▸ Recorded information:

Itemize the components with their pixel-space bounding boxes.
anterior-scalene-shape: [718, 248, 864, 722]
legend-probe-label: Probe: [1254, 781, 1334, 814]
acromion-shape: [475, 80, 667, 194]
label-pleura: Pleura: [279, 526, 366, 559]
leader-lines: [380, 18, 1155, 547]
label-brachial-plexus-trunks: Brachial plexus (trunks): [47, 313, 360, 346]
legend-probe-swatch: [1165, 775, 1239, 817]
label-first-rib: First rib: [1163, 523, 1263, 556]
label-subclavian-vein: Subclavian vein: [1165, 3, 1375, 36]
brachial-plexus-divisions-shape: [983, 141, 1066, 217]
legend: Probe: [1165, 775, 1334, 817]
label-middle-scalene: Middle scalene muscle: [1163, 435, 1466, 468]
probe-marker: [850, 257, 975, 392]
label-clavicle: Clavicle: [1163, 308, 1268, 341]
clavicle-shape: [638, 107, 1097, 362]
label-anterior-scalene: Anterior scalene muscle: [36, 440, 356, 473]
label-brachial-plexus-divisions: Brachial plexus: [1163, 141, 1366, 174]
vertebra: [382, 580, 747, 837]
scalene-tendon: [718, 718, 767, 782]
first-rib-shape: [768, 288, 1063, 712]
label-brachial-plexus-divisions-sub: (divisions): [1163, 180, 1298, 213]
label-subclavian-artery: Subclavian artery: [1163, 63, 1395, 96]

▸ To be done:
Print every line of the records above verbatim, without altering any character.

▸ Result of this task:
Itemize the components with their pixel-space bounding boxes.
anterior-scalene-shape: [718, 248, 864, 722]
legend-probe-label: Probe: [1254, 781, 1334, 814]
acromion-shape: [475, 80, 667, 194]
label-pleura: Pleura: [279, 526, 366, 559]
leader-lines: [380, 18, 1155, 547]
label-brachial-plexus-trunks: Brachial plexus (trunks): [47, 313, 360, 346]
legend-probe-swatch: [1165, 775, 1239, 817]
label-first-rib: First rib: [1163, 523, 1263, 556]
label-subclavian-vein: Subclavian vein: [1165, 3, 1375, 36]
brachial-plexus-divisions-shape: [983, 141, 1066, 217]
legend: Probe: [1165, 775, 1334, 817]
label-middle-scalene: Middle scalene muscle: [1163, 435, 1466, 468]
probe-marker: [850, 257, 975, 392]
label-clavicle: Clavicle: [1163, 308, 1268, 341]
clavicle-shape: [638, 107, 1097, 362]
label-anterior-scalene: Anterior scalene muscle: [36, 440, 356, 473]
label-brachial-plexus-divisions: Brachial plexus: [1163, 141, 1366, 174]
vertebra: [382, 580, 747, 837]
scalene-tendon: [718, 718, 767, 782]
first-rib-shape: [768, 288, 1063, 712]
label-brachial-plexus-divisions-sub: (divisions): [1163, 180, 1298, 213]
label-subclavian-artery: Subclavian artery: [1163, 63, 1395, 96]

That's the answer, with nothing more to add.